Exercise directions
Copy out the part of the air show report starting at "The program was" and ending at "with the Aero.", changing "formation" to "flight".

---- Text excerpt

I’m sunburned and exhausted but at the same time, I have a sore, warm and tender feeling of satisfaction in my heart that it was worth it. The 25th Aviation Fair in Pardubice is over and it was more than just good. It was great!
The program was great and big thanks thanks for the conception of the airshow belongs to Jan Rudzinskyj. It was also the second time as I’ve seen him as a part of the “new” Flying Bulls Aerobatic Team with Stanislav Čejka and Miroslav Krejčí on the XA-42 ExtremeAirs.
The Battle of Britain
Despite the sad fact that our dynamic display was supposed to be made of 6 aeroplanes (2 Aeros and 4 Moravas) and at the end we were only 3, I personally enjoyed the formation with OK-KGB to it’s fullest. On Saturday I flew as a squadron leader in L-200 with Aeros on my wings and on Sunday as a left wing with the Aero.
My attention caught the WWII Scene with P-51 Mustang and L-4 Grasshopper right at the beginning. It was a great idea to start with and I was really sad that our Grasshopper wasn’t able to participate as was planed because it had an incident a couple a weeks before the show and is now in the service. But luckily the spare Grasshopper was provided by Mr Hybler from the Letecke Muzeum Metodeje Vlacha.
Spitfire and Messerschmitt
The biggest thing was to meet personally a test pilot Mr. Griffith and Steve Stead, the owner of MK-16 Spitfire (G-MXVI) and Yak-3 (D-FYGJ). There was also the Hurricane piloted by Clive Davidson and the Messerschmitt Me-109 from Duxford (G-BWUE). It’s been a great idea to use Messerschmitt in Battle of Britain themed scene. Spitfire and Hurricane scrambled to fight with Me-109 all with pyrotechnic effects. I’m glad the British won and the Messerschmitt was forced to land and the german pilot captured.
A bit of interesting history about Messerschmitt Buchon. The full name is ‘Hispano HA-1112 Mil Buchon’ and it’s with Rolls-Royce Merlin. And the history is that in 1943 the Spanish government agreed a licence production with Messerschmitt to produce 200 BF109G’s. A total of 25 dismantled airframes were sent to Spanish Air Force in 1943 as pattern for future production but as the war continued and Germany’s fortunes worsened they could not provide the expected engines propellers, tailplanes etc. So in 1954 after the war the a few of these Messerschmitts with British Merlins were produced.

--------
---- Data extract

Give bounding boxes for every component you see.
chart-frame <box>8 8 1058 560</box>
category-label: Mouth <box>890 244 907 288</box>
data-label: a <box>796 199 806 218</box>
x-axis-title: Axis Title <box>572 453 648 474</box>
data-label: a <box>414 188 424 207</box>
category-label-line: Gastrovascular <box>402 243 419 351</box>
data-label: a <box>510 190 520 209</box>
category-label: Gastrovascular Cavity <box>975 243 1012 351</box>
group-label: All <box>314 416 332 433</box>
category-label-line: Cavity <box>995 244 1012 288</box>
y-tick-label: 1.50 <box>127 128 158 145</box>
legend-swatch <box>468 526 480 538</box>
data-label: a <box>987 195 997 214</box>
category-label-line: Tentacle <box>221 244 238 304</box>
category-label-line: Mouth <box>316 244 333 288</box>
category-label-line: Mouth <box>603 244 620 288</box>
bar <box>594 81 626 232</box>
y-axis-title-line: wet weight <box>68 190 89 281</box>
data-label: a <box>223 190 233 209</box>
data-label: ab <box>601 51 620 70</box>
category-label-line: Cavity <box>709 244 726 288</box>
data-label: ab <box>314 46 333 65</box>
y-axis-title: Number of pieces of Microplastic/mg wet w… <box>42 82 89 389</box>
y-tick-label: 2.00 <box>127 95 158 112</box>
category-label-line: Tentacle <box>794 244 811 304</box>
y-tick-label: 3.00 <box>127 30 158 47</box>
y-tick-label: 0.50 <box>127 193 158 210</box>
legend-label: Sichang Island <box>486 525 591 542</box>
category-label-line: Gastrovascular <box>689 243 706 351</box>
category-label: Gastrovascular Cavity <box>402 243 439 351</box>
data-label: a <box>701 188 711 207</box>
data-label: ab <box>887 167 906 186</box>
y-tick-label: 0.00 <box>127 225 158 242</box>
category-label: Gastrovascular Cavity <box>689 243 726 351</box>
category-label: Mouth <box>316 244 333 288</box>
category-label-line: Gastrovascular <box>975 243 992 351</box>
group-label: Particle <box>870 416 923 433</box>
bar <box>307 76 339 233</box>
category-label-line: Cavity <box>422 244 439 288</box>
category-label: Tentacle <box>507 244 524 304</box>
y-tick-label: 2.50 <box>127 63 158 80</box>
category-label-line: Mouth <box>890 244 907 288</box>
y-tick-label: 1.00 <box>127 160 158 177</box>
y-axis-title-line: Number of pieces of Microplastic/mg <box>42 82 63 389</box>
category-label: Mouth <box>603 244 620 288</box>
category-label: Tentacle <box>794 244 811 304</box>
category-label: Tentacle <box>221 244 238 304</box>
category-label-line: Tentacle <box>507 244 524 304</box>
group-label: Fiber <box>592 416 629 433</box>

--------

Exercise result
The program was great and big thanks thanks for the conception of the airshow belongs to Jan Rudzinskyj. It was also the second time as I’ve seen him as a part of the “new” Flying Bulls Aerobatic Team with Stanislav Čejka and Miroslav Krejčí on the XA-42 ExtremeAirs.
The Battle of Britain
Despite the sad fact that our dynamic display was supposed to be made of 6 aeroplanes (2 Aeros and 4 Moravas) and at the end we were only 3, I personally enjoyed the flight with OK-KGB to it’s fullest. On Saturday I flew as a squadron leader in L-200 with Aeros on my wings and on Sunday as a left wing with the Aero.